### EXCERPTED RECORDS ###

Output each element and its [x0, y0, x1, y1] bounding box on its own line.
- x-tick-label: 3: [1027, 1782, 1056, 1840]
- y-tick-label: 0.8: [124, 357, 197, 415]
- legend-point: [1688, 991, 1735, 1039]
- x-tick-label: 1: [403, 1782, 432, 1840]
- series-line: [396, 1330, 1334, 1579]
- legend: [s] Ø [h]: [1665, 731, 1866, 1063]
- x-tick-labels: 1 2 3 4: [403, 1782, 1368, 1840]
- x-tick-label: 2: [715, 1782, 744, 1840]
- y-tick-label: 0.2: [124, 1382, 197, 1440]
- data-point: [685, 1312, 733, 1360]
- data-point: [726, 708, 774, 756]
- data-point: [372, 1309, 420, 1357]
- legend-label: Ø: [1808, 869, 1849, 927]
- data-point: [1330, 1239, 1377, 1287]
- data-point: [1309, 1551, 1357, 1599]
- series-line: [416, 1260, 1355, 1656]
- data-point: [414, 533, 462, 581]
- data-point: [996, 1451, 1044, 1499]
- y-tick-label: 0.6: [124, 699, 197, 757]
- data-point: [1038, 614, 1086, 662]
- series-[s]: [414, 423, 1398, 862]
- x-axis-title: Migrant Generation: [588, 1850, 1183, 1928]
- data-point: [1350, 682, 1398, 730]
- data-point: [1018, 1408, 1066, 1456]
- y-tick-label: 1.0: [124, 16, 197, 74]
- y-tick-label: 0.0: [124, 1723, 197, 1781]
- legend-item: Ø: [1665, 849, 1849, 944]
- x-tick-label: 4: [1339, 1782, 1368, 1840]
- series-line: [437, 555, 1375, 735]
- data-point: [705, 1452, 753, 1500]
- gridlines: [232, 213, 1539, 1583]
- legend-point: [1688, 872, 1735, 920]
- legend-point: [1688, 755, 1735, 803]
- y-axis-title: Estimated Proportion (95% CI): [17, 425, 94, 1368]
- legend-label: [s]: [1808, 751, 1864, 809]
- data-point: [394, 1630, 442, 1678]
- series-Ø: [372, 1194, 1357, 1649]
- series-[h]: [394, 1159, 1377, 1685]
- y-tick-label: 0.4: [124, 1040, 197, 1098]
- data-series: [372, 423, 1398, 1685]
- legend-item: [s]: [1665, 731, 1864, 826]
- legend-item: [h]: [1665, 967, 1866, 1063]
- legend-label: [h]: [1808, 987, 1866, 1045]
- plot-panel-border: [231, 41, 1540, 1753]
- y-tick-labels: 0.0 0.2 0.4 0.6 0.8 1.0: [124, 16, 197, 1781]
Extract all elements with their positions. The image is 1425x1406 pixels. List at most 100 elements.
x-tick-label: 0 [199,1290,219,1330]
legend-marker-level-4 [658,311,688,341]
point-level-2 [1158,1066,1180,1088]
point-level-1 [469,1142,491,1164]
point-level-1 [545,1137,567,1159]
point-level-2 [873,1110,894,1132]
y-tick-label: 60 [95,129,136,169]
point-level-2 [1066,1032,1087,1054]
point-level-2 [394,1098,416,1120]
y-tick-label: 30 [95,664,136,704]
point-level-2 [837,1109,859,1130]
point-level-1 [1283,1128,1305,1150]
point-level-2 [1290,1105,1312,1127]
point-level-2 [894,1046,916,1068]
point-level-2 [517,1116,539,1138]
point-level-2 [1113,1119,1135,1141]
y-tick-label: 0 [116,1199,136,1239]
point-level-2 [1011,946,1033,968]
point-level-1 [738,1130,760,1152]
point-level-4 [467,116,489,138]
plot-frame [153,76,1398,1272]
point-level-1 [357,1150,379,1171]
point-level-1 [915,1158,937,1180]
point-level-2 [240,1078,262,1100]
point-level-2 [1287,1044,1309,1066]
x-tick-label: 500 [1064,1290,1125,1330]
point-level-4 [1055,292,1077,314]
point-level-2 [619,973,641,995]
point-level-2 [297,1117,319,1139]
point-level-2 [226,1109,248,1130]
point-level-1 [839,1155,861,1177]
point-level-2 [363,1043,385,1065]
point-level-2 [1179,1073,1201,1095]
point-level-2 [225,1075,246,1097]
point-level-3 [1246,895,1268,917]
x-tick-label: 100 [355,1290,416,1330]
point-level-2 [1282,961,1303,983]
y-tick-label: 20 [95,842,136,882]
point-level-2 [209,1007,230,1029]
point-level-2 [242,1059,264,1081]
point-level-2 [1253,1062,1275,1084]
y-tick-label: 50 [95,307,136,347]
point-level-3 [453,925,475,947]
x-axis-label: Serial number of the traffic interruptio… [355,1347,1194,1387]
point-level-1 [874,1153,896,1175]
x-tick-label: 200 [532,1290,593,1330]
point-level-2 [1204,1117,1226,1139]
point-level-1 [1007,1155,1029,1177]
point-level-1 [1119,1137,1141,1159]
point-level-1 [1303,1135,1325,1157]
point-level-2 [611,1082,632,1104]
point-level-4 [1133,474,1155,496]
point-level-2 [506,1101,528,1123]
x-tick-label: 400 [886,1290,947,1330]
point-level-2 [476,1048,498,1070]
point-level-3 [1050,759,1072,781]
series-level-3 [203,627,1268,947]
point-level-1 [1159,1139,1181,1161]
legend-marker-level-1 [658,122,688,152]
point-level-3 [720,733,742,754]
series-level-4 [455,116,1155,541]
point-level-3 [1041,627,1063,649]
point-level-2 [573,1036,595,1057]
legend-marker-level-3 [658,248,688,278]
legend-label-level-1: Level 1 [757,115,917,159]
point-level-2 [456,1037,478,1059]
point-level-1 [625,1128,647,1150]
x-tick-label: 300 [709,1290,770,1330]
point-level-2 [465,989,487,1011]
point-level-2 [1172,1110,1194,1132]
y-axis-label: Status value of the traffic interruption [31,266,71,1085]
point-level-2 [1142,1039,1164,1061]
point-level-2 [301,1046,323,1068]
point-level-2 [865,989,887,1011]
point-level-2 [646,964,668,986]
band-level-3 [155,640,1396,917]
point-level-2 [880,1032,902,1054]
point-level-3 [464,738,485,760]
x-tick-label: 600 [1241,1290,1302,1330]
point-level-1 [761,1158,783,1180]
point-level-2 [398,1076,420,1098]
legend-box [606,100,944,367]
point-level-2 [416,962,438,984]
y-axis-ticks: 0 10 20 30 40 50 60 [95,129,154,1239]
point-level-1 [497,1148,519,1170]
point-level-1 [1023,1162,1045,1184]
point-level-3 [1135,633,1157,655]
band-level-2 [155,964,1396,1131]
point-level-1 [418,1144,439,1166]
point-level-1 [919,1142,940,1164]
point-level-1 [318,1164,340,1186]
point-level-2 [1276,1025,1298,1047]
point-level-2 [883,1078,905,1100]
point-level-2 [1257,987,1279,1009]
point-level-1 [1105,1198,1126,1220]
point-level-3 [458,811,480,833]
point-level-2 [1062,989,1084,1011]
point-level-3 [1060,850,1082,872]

###

> TASK TO CARRY OUT: Transcribe every line of the items above verbatim, keeping the original order and altering no character.

> ANSWER TO THIS PROBLEM:
Output each element and its [x0, y0, x1, y1] bounding box on its own line.
- x-tick-label: 3: [1027, 1782, 1056, 1840]
- y-tick-label: 0.8: [124, 357, 197, 415]
- legend-point: [1688, 991, 1735, 1039]
- x-tick-label: 1: [403, 1782, 432, 1840]
- series-line: [396, 1330, 1334, 1579]
- legend: [s] Ø [h]: [1665, 731, 1866, 1063]
- x-tick-labels: 1 2 3 4: [403, 1782, 1368, 1840]
- x-tick-label: 2: [715, 1782, 744, 1840]
- y-tick-label: 0.2: [124, 1382, 197, 1440]
- data-point: [685, 1312, 733, 1360]
- data-point: [726, 708, 774, 756]
- data-point: [372, 1309, 420, 1357]
- legend-label: Ø: [1808, 869, 1849, 927]
- data-point: [1330, 1239, 1377, 1287]
- data-point: [1309, 1551, 1357, 1599]
- series-line: [416, 1260, 1355, 1656]
- data-point: [414, 533, 462, 581]
- data-point: [996, 1451, 1044, 1499]
- y-tick-label: 0.6: [124, 699, 197, 757]
- data-point: [1038, 614, 1086, 662]
- series-[s]: [414, 423, 1398, 862]
- x-axis-title: Migrant Generation: [588, 1850, 1183, 1928]
- data-point: [1350, 682, 1398, 730]
- data-point: [1018, 1408, 1066, 1456]
- y-tick-label: 1.0: [124, 16, 197, 74]
- y-tick-label: 0.0: [124, 1723, 197, 1781]
- legend-item: Ø: [1665, 849, 1849, 944]
- x-tick-label: 4: [1339, 1782, 1368, 1840]
- series-line: [437, 555, 1375, 735]
- data-point: [705, 1452, 753, 1500]
- gridlines: [232, 213, 1539, 1583]
- legend-point: [1688, 872, 1735, 920]
- legend-point: [1688, 755, 1735, 803]
- y-axis-title: Estimated Proportion (95% CI): [17, 425, 94, 1368]
- legend-label: [s]: [1808, 751, 1864, 809]
- data-point: [394, 1630, 442, 1678]
- series-Ø: [372, 1194, 1357, 1649]
- series-[h]: [394, 1159, 1377, 1685]
- y-tick-label: 0.4: [124, 1040, 197, 1098]
- data-series: [372, 423, 1398, 1685]
- legend-item: [s]: [1665, 731, 1864, 826]
- legend-item: [h]: [1665, 967, 1866, 1063]
- legend-label: [h]: [1808, 987, 1866, 1045]
- plot-panel-border: [231, 41, 1540, 1753]
- y-tick-labels: 0.0 0.2 0.4 0.6 0.8 1.0: [124, 16, 197, 1781]
Extract all elements with their positions. The image is 1425x1406 pixels. List at most 100 elements.
x-tick-label: 0 [199,1290,219,1330]
legend-marker-level-4 [658,311,688,341]
point-level-2 [1158,1066,1180,1088]
point-level-1 [469,1142,491,1164]
point-level-1 [545,1137,567,1159]
point-level-2 [873,1110,894,1132]
y-tick-label: 60 [95,129,136,169]
point-level-2 [1066,1032,1087,1054]
point-level-2 [394,1098,416,1120]
y-tick-label: 30 [95,664,136,704]
point-level-2 [837,1109,859,1130]
point-level-1 [1283,1128,1305,1150]
point-level-2 [1290,1105,1312,1127]
point-level-2 [894,1046,916,1068]
point-level-2 [517,1116,539,1138]
point-level-2 [1113,1119,1135,1141]
y-tick-label: 0 [116,1199,136,1239]
point-level-2 [1011,946,1033,968]
point-level-1 [738,1130,760,1152]
point-level-4 [467,116,489,138]
plot-frame [153,76,1398,1272]
point-level-1 [357,1150,379,1171]
point-level-1 [915,1158,937,1180]
point-level-2 [240,1078,262,1100]
point-level-2 [1287,1044,1309,1066]
x-tick-label: 500 [1064,1290,1125,1330]
point-level-4 [1055,292,1077,314]
point-level-2 [619,973,641,995]
point-level-2 [297,1117,319,1139]
point-level-2 [226,1109,248,1130]
point-level-1 [839,1155,861,1177]
point-level-2 [363,1043,385,1065]
point-level-2 [1179,1073,1201,1095]
point-level-2 [225,1075,246,1097]
point-level-3 [1246,895,1268,917]
x-tick-label: 100 [355,1290,416,1330]
point-level-2 [1282,961,1303,983]
y-tick-label: 20 [95,842,136,882]
point-level-2 [209,1007,230,1029]
point-level-2 [242,1059,264,1081]
point-level-2 [1253,1062,1275,1084]
y-tick-label: 50 [95,307,136,347]
point-level-3 [453,925,475,947]
x-axis-label: Serial number of the traffic interruptio… [355,1347,1194,1387]
point-level-1 [874,1153,896,1175]
x-tick-label: 200 [532,1290,593,1330]
point-level-2 [1204,1117,1226,1139]
point-level-1 [1007,1155,1029,1177]
point-level-1 [1119,1137,1141,1159]
point-level-1 [1303,1135,1325,1157]
point-level-2 [611,1082,632,1104]
point-level-4 [1133,474,1155,496]
point-level-2 [506,1101,528,1123]
x-tick-label: 400 [886,1290,947,1330]
point-level-2 [476,1048,498,1070]
point-level-3 [1050,759,1072,781]
series-level-3 [203,627,1268,947]
point-level-1 [1159,1139,1181,1161]
legend-marker-level-1 [658,122,688,152]
point-level-3 [720,733,742,754]
series-level-4 [455,116,1155,541]
point-level-3 [1041,627,1063,649]
point-level-2 [573,1036,595,1057]
legend-marker-level-3 [658,248,688,278]
legend-label-level-1: Level 1 [757,115,917,159]
point-level-2 [456,1037,478,1059]
point-level-1 [625,1128,647,1150]
x-tick-label: 300 [709,1290,770,1330]
point-level-2 [465,989,487,1011]
point-level-2 [1172,1110,1194,1132]
y-axis-label: Status value of the traffic interruption [31,266,71,1085]
point-level-2 [1142,1039,1164,1061]
point-level-2 [301,1046,323,1068]
point-level-2 [865,989,887,1011]
point-level-2 [646,964,668,986]
band-level-3 [155,640,1396,917]
point-level-2 [880,1032,902,1054]
point-level-3 [464,738,485,760]
x-tick-label: 600 [1241,1290,1302,1330]
point-level-1 [761,1158,783,1180]
point-level-2 [398,1076,420,1098]
legend-box [606,100,944,367]
point-level-2 [416,962,438,984]
y-axis-ticks: 0 10 20 30 40 50 60 [95,129,154,1239]
point-level-1 [497,1148,519,1170]
point-level-1 [1023,1162,1045,1184]
point-level-3 [1135,633,1157,655]
band-level-2 [155,964,1396,1131]
point-level-1 [418,1144,439,1166]
point-level-1 [919,1142,940,1164]
point-level-1 [318,1164,340,1186]
point-level-2 [1276,1025,1298,1047]
point-level-2 [883,1078,905,1100]
point-level-2 [1257,987,1279,1009]
point-level-1 [1105,1198,1126,1220]
point-level-3 [458,811,480,833]
point-level-2 [1062,989,1084,1011]
point-level-3 [1060,850,1082,872]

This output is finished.